**ENTRIES PROVIDED**
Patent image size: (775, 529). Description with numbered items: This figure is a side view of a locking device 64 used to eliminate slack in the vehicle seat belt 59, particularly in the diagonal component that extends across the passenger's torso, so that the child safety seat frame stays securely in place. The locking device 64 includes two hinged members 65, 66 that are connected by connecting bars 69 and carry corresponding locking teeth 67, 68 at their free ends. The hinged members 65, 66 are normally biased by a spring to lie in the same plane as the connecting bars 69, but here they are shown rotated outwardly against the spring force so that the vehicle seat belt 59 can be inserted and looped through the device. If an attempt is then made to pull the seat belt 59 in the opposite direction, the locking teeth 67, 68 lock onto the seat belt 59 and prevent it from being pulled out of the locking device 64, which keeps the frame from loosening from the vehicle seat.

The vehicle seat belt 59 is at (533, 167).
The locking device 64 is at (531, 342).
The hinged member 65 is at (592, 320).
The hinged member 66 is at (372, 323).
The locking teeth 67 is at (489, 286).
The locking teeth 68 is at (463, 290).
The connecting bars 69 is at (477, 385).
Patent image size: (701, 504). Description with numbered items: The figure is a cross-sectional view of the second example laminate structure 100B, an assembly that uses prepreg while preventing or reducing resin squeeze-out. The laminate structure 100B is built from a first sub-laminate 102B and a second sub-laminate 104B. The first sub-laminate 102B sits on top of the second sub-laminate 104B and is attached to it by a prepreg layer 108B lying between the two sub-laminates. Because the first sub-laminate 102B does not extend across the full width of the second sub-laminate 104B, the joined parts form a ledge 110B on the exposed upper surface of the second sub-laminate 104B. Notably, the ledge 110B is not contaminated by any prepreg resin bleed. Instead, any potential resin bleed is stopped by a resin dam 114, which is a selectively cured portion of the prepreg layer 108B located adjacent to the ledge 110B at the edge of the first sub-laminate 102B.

==

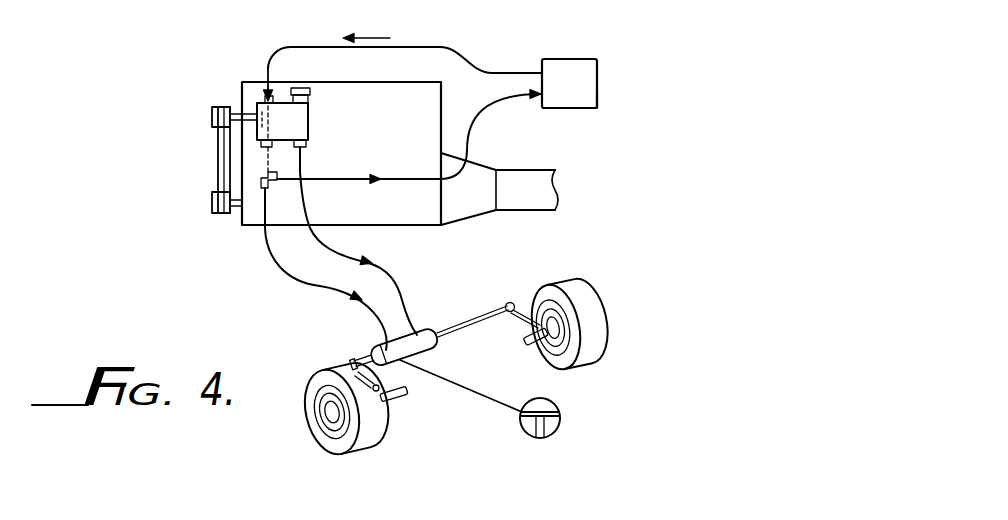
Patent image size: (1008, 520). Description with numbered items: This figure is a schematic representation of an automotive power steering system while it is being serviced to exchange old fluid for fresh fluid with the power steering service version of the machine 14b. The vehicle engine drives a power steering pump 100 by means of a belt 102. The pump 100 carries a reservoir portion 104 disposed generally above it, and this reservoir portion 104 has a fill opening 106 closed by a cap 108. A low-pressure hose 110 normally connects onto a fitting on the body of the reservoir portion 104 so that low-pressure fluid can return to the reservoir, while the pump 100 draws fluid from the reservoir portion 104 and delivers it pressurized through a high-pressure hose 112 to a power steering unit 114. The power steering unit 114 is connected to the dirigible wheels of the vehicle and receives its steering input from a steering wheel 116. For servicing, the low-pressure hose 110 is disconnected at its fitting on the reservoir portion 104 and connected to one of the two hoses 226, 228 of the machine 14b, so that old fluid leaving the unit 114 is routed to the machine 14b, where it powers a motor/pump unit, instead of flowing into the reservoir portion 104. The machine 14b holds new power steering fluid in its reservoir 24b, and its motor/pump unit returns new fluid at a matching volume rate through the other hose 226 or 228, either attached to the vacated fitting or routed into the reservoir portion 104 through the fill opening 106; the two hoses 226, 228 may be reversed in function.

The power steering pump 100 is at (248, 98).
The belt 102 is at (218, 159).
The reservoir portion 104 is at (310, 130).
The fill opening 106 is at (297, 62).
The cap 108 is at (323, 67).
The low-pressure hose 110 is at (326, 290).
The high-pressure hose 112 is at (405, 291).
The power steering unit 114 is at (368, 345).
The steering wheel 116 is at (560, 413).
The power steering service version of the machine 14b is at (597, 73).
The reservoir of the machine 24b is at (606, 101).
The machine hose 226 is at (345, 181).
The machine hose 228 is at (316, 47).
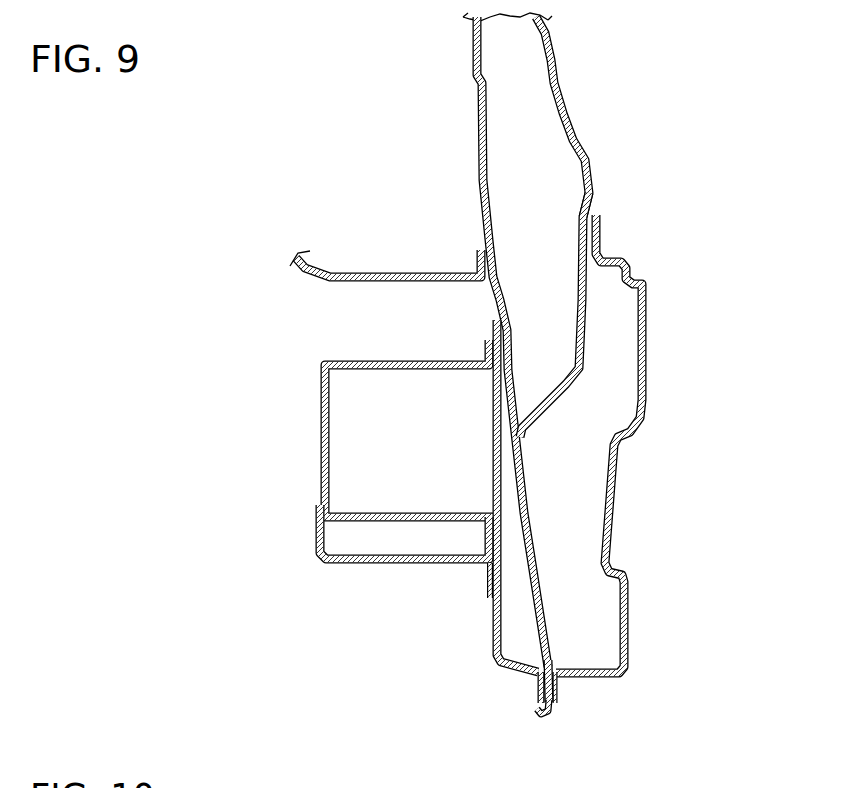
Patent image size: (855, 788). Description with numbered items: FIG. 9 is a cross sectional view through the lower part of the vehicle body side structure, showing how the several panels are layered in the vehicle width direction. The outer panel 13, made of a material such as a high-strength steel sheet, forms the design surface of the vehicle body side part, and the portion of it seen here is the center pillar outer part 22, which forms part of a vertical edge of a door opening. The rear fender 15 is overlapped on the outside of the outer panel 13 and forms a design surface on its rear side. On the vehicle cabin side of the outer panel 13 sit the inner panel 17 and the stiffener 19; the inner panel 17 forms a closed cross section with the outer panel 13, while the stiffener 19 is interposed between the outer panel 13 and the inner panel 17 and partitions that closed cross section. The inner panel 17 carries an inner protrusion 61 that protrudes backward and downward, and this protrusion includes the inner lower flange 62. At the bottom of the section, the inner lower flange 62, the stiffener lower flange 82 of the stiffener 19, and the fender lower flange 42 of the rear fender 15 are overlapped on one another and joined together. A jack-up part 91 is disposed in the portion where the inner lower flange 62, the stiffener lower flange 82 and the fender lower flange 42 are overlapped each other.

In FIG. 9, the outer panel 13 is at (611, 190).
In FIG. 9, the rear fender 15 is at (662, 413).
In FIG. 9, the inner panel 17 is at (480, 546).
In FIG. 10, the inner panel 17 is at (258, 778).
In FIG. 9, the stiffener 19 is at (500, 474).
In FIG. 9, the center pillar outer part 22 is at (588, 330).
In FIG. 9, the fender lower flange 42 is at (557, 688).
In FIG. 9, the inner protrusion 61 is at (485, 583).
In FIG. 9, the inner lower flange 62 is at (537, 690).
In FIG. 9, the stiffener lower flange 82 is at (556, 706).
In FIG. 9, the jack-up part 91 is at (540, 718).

---

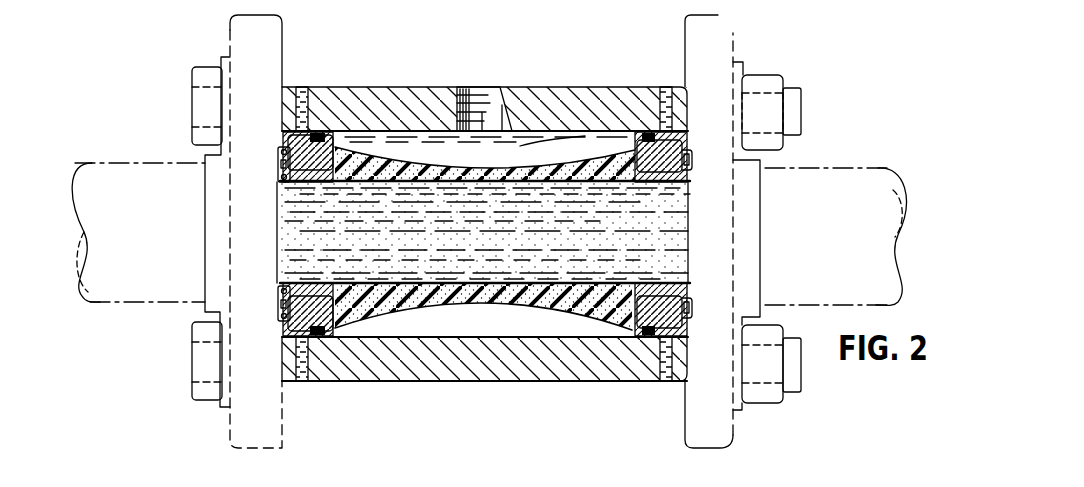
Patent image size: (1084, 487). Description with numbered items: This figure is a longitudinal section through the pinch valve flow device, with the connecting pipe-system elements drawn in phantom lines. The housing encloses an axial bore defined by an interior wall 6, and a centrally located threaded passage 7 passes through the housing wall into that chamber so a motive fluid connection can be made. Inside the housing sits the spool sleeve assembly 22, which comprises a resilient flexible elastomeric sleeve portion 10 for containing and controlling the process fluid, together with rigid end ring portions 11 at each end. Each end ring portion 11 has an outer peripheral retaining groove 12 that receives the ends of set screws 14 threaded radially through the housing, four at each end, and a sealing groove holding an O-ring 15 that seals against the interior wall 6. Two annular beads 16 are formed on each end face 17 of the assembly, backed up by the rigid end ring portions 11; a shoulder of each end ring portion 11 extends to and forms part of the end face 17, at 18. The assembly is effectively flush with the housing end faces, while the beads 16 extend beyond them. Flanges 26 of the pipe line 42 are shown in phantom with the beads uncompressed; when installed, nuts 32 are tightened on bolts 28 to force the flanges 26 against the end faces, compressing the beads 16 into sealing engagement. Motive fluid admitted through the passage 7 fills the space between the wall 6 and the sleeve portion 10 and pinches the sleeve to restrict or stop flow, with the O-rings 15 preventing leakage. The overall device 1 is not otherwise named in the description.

**YOUR INSTRUCTIONS**
Revise the listing from the line with "Patent image size: (775, 529)." to the line with "The vehicle seat belt 59 is at (533, 167)." by replacing "locking device" with "latching device", keeping everything else the same and returning only those lines.

**ANSWER FOR THE TASK**
Patent image size: (775, 529). Description with numbered items: This figure is a side view of a latching device 64 used to eliminate slack in the vehicle seat belt 59, particularly in the diagonal component that extends across the passenger's torso, so that the child safety seat frame stays securely in place. The latching device 64 includes two hinged members 65, 66 that are connected by connecting bars 69 and carry corresponding locking teeth 67, 68 at their free ends. The hinged members 65, 66 are normally biased by a spring to lie in the same plane as the connecting bars 69, but here they are shown rotated outwardly against the spring force so that the vehicle seat belt 59 can be inserted and looped through the device. If an attempt is then made to pull the seat belt 59 in the opposite direction, the locking teeth 67, 68 lock onto the seat belt 59 and prevent it from being pulled out of the latching device 64, which keeps the frame from loosening from the vehicle seat.

The vehicle seat belt 59 is at (533, 167).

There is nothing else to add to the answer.